## What this task involves:
Return all lines with the word "Boon" in them.

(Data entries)
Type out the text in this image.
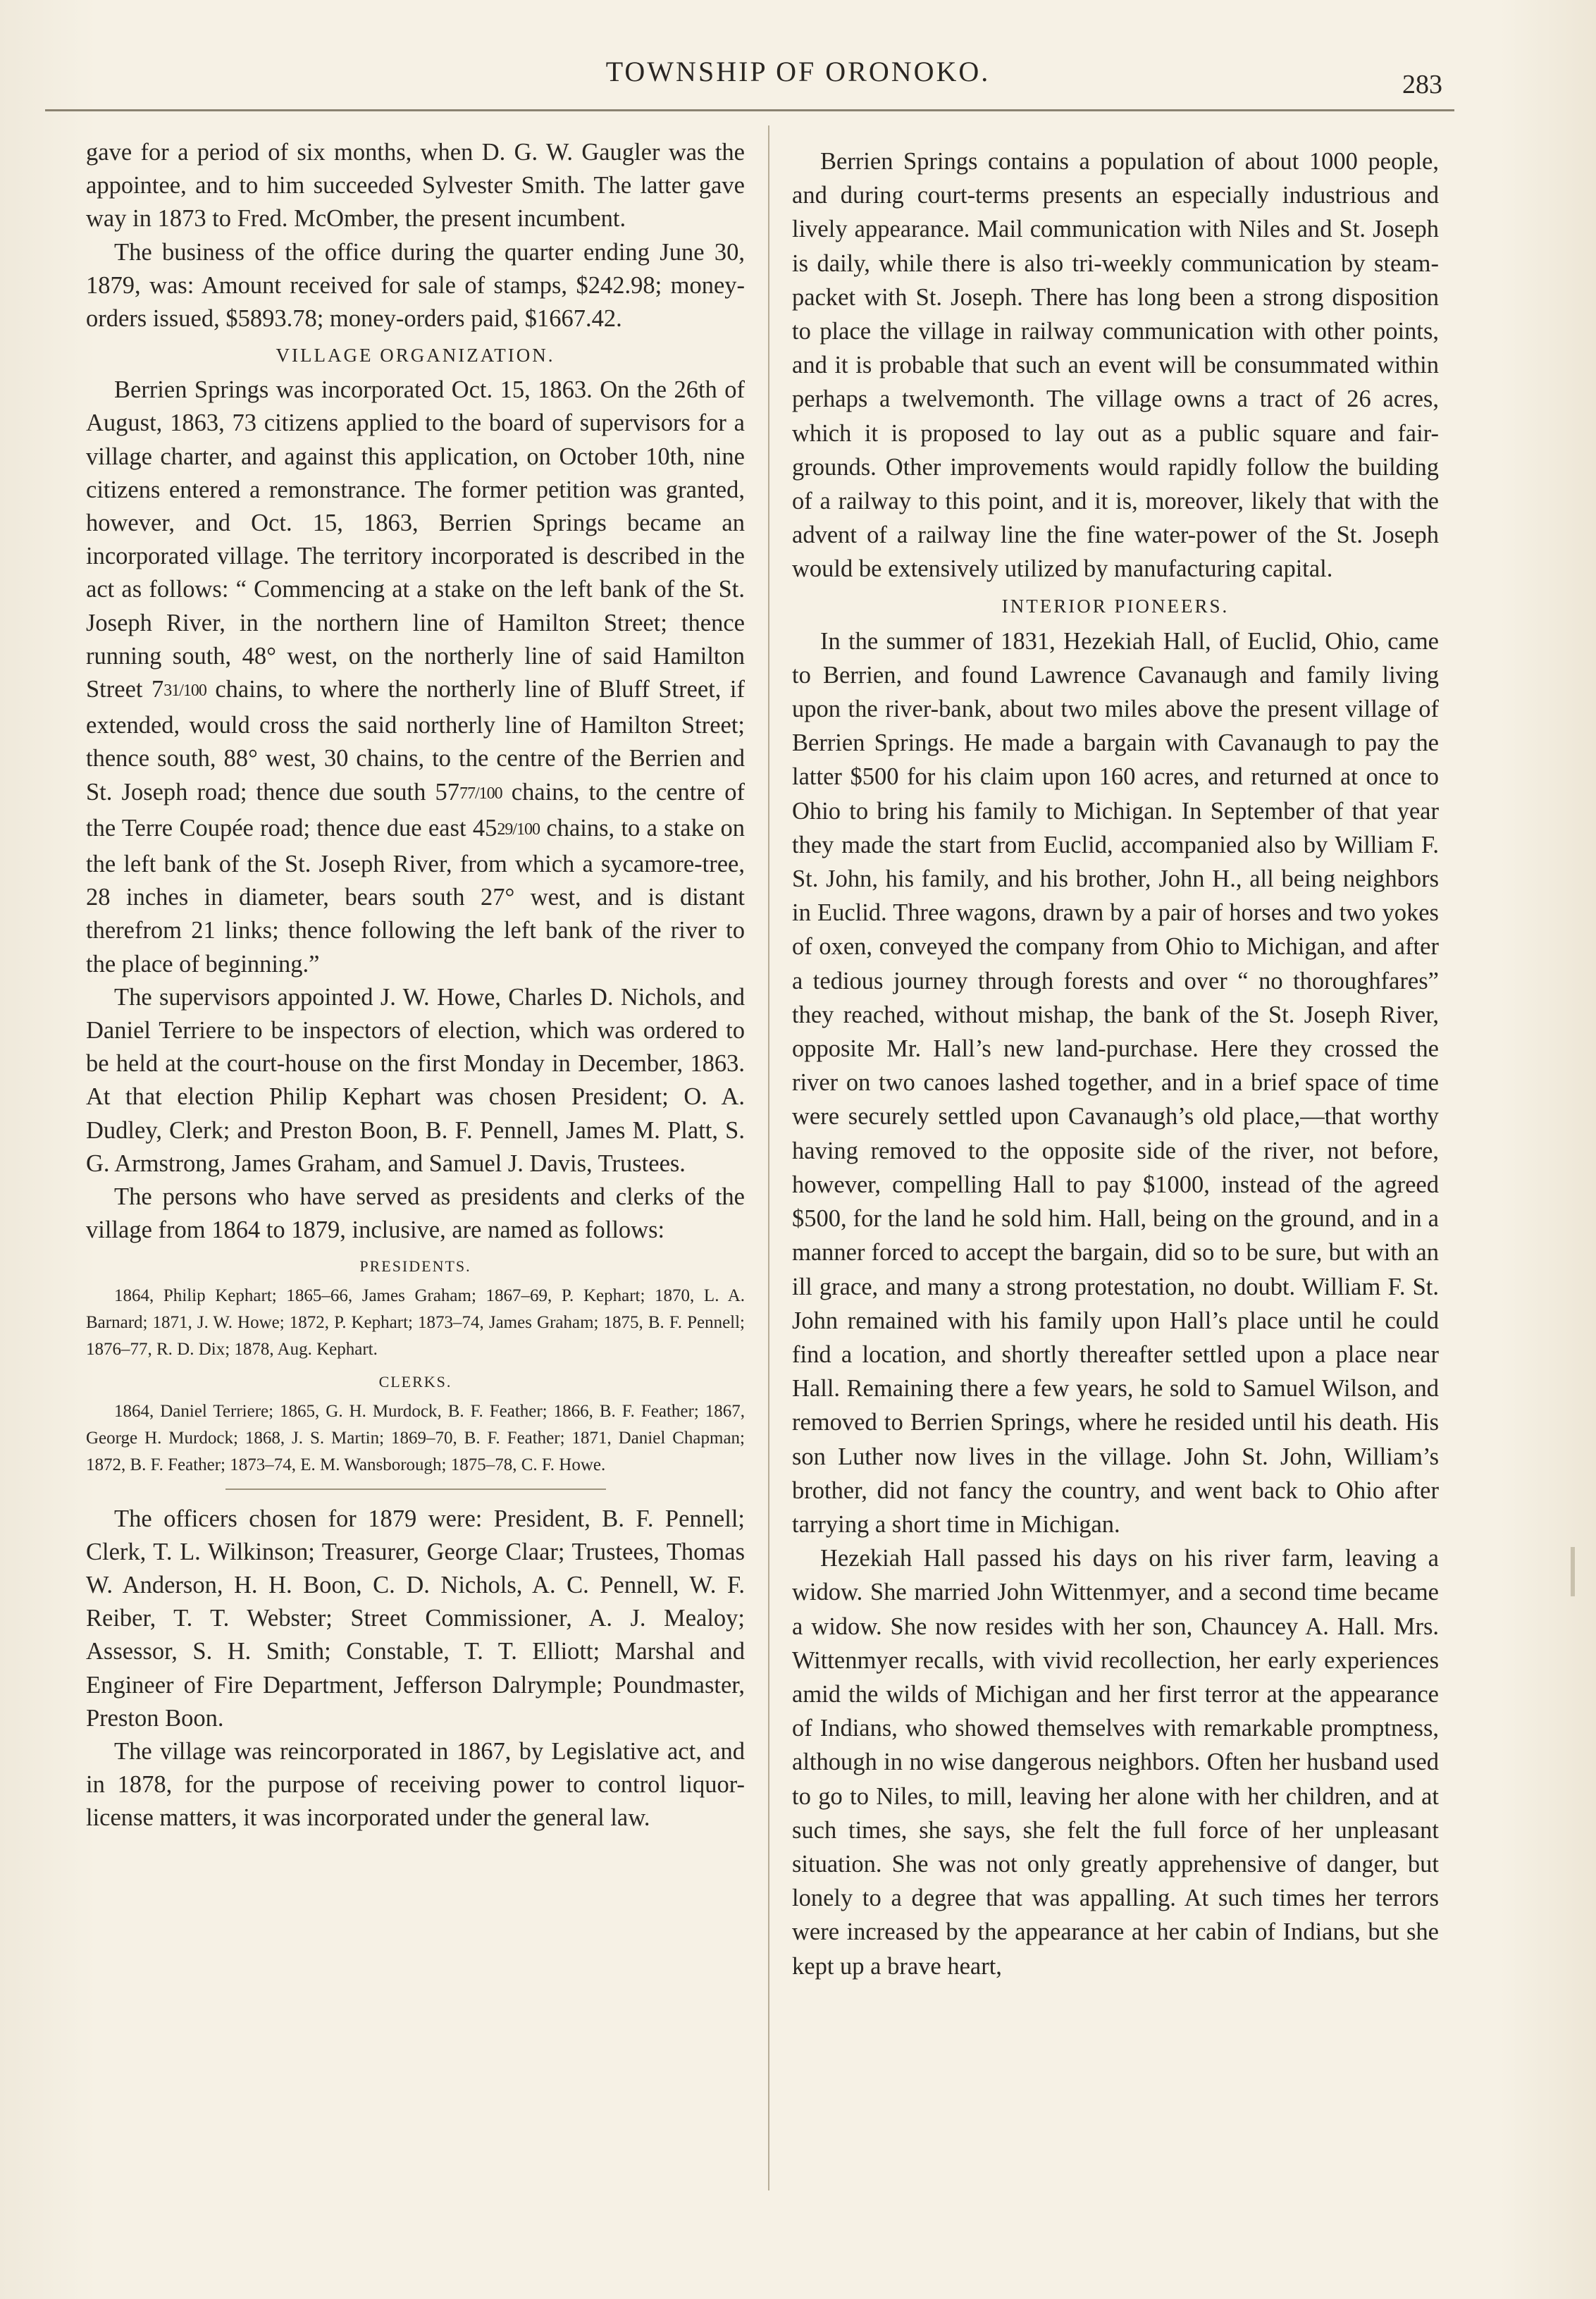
TOWNSHIP OF ORONOKO.	283

gave for a period of six months, when D. G. W. Gaugler was the appointee, and to him succeeded Sylvester Smith. The latter gave way in 1873 to Fred. McOmber, the present incumbent.

The business of the office during the quarter ending June 30, 1879, was: Amount received for sale of stamps, $242.98; money-orders issued, $5893.78; money-orders paid, $1667.42.

VILLAGE ORGANIZATION.

Berrien Springs was incorporated Oct. 15, 1863. On the 26th of August, 1863, 73 citizens applied to the board of supervisors for a village charter, and against this application, on October 10th, nine citizens entered a remonstrance. The former petition was granted, however, and Oct. 15, 1863, Berrien Springs became an incorporated village. The territory incorporated is described in the act as follows: “ Commencing at a stake on the left bank of the St. Joseph River, in the northern line of Hamilton Street; thence running south, 48° west, on the northerly line of said Hamilton Street 731/100 chains, to where the northerly line of Bluff Street, if extended, would cross the said northerly line of Hamilton Street; thence south, 88° west, 30 chains, to the centre of the Berrien and St. Joseph road; thence due south 5777/100 chains, to the centre of the Terre Coupée road; thence due east 4529/100 chains, to a stake on the left bank of the St. Joseph River, from which a sycamore-tree, 28 inches in diameter, bears south 27° west, and is distant therefrom 21 links; thence following the left bank of the river to the place of beginning.”

The supervisors appointed J. W. Howe, Charles D. Nichols, and Daniel Terriere to be inspectors of election, which was ordered to be held at the court-house on the first Monday in December, 1863. At that election Philip Kephart was chosen President; O. A. Dudley, Clerk; and Preston Boon, B. F. Pennell, James M. Platt, S. G. Armstrong, James Graham, and Samuel J. Davis, Trustees.

The persons who have served as presidents and clerks of the village from 1864 to 1879, inclusive, are named as follows:

PRESIDENTS.

1864, Philip Kephart; 1865–66, James Graham; 1867–69, P. Kephart; 1870, L. A. Barnard; 1871, J. W. Howe; 1872, P. Kephart; 1873–74, James Graham; 1875, B. F. Pennell; 1876–77, R. D. Dix; 1878, Aug. Kephart.

CLERKS.

1864, Daniel Terriere; 1865, G. H. Murdock, B. F. Feather; 1866, B. F. Feather; 1867, George H. Murdock; 1868, J. S. Martin; 1869–70, B. F. Feather; 1871, Daniel Chapman; 1872, B. F. Feather; 1873–74, E. M. Wansborough; 1875–78, C. F. Howe.

The officers chosen for 1879 were: President, B. F. Pennell; Clerk, T. L. Wilkinson; Treasurer, George Claar; Trustees, Thomas W. Anderson, H. H. Boon, C. D. Nichols, A. C. Pennell, W. F. Reiber, T. T. Webster; Street Commissioner, A. J. Mealoy; Assessor, S. H. Smith; Constable, T. T. Elliott; Marshal and Engineer of Fire Department, Jefferson Dalrymple; Poundmaster, Preston Boon.

The village was reincorporated in 1867, by Legislative act, and in 1878, for the purpose of receiving power to control liquor-license matters, it was incorporated under the general law.

Berrien Springs contains a population of about 1000 people, and during court-terms presents an especially industrious and lively appearance. Mail communication with Niles and St. Joseph is daily, while there is also tri-weekly communication by steam-packet with St. Joseph. There has long been a strong disposition to place the village in railway communication with other points, and it is probable that such an event will be consummated within perhaps a twelvemonth. The village owns a tract of 26 acres, which it is proposed to lay out as a public square and fair-grounds. Other improvements would rapidly follow the building of a railway to this point, and it is, moreover, likely that with the advent of a railway line the fine water-power of the St. Joseph would be extensively utilized by manufacturing capital.

INTERIOR PIONEERS.

In the summer of 1831, Hezekiah Hall, of Euclid, Ohio, came to Berrien, and found Lawrence Cavanaugh and family living upon the river-bank, about two miles above the present village of Berrien Springs. He made a bargain with Cavanaugh to pay the latter $500 for his claim upon 160 acres, and returned at once to Ohio to bring his family to Michigan. In September of that year they made the start from Euclid, accompanied also by William F. St. John, his family, and his brother, John H., all being neighbors in Euclid. Three wagons, drawn by a pair of horses and two yokes of oxen, conveyed the company from Ohio to Michigan, and after a tedious journey through forests and over “ no thoroughfares” they reached, without mishap, the bank of the St. Joseph River, opposite Mr. Hall’s new land-purchase. Here they crossed the river on two canoes lashed together, and in a brief space of time were securely settled upon Cavanaugh’s old place,—that worthy having removed to the opposite side of the river, not before, however, compelling Hall to pay $1000, instead of the agreed $500, for the land he sold him. Hall, being on the ground, and in a manner forced to accept the bargain, did so to be sure, but with an ill grace, and many a strong protestation, no doubt. William F. St. John remained with his family upon Hall’s place until he could find a location, and shortly thereafter settled upon a place near Hall. Remaining there a few years, he sold to Samuel Wilson, and removed to Berrien Springs, where he resided until his death. His son Luther now lives in the village. John St. John, William’s brother, did not fancy the country, and went back to Ohio after tarrying a short time in Michigan.

Hezekiah Hall passed his days on his river farm, leaving a widow. She married John Wittenmyer, and a second time became a widow. She now resides with her son, Chauncey A. Hall. Mrs. Wittenmyer recalls, with vivid recollection, her early experiences amid the wilds of Michigan and her first terror at the appearance of Indians, who showed themselves with remarkable promptness, although in no wise dangerous neighbors. Often her husband used to go to Niles, to mill, leaving her alone with her children, and at such times, she says, she felt the full force of her unpleasant situation. She was not only greatly apprehensive of danger, but lonely to a degree that was appalling. At such times her terrors were increased by the appearance at her cabin of Indians, but she kept up a brave heart,
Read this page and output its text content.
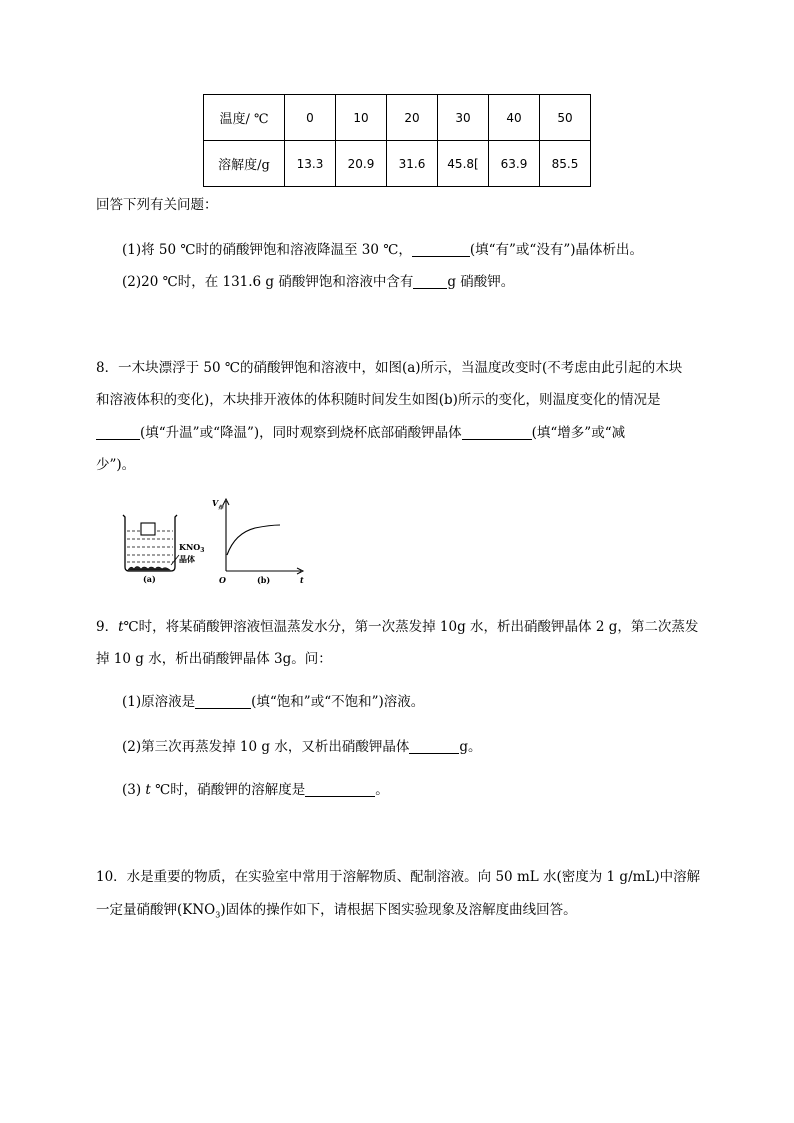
温度/ ℃	0	10	20	30	40	50
溶解度/g	13.3	20.9	31.6	45.8[	63.9	85.5
回答下列有关问题：
(1)将 50 ℃时的硝酸钾饱和溶液降温至 30 ℃，	(填“有”或“没有”)晶体析出。
(2)20 ℃时，在 131.6 g 硝酸钾饱和溶液中含有	g 硝酸钾。
8．一木块漂浮于 50 ℃的硝酸钾饱和溶液中，如图(a)所示，当温度改变时(不考虑由此引起的木块
和溶液体积的变化)，木块排开液体的体积随时间发生如图(b)所示的变化，则温度变化的情况是
(填“升温”或“降温”)，同时观察到烧杯底部硝酸钾晶体	(填“增多”或“减
少”)。
$KNO_3$
晶体
(a)
$V_排$
O	t
(b)
9．t℃时，将某硝酸钾溶液恒温蒸发水分，第一次蒸发掉 10g 水，析出硝酸钾晶体 2 g，第二次蒸发
掉 10 g 水，析出硝酸钾晶体 3g。问：
(1)原溶液是	(填“饱和”或“不饱和”)溶液。
(2)第三次再蒸发掉 10 g 水，又析出硝酸钾晶体	g。
(3) t ℃时，硝酸钾的溶解度是	。
10．水是重要的物质，在实验室中常用于溶解物质、配制溶液。向 50 mL 水(密度为 1 g/mL)中溶解
一定量硝酸钾$(KNO_3)$固体的操作如下，请根据下图实验现象及溶解度曲线回答。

## Result of this task:
The supervisors appointed J. W. Howe, Charles D. Nichols, and Daniel Terriere to be inspectors of election, which was ordered to be held at the court-house on the first Monday in December, 1863. At that election Philip Kephart was chosen President; O. A. Dudley, Clerk; and Preston Boon, B. F. Pennell, James M. Platt, S. G. Armstrong, James Graham, and Samuel J. Davis, Trustees.
The officers chosen for 1879 were: President, B. F. Pennell; Clerk, T. L. Wilkinson; Treasurer, George Claar; Trustees, Thomas W. Anderson, H. H. Boon, C. D. Nichols, A. C. Pennell, W. F. Reiber, T. T. Webster; Street Commissioner, A. J. Mealoy; Assessor, S. H. Smith; Constable, T. T. Elliott; Marshal and Engineer of Fire Department, Jefferson Dalrymple; Poundmaster, Preston Boon.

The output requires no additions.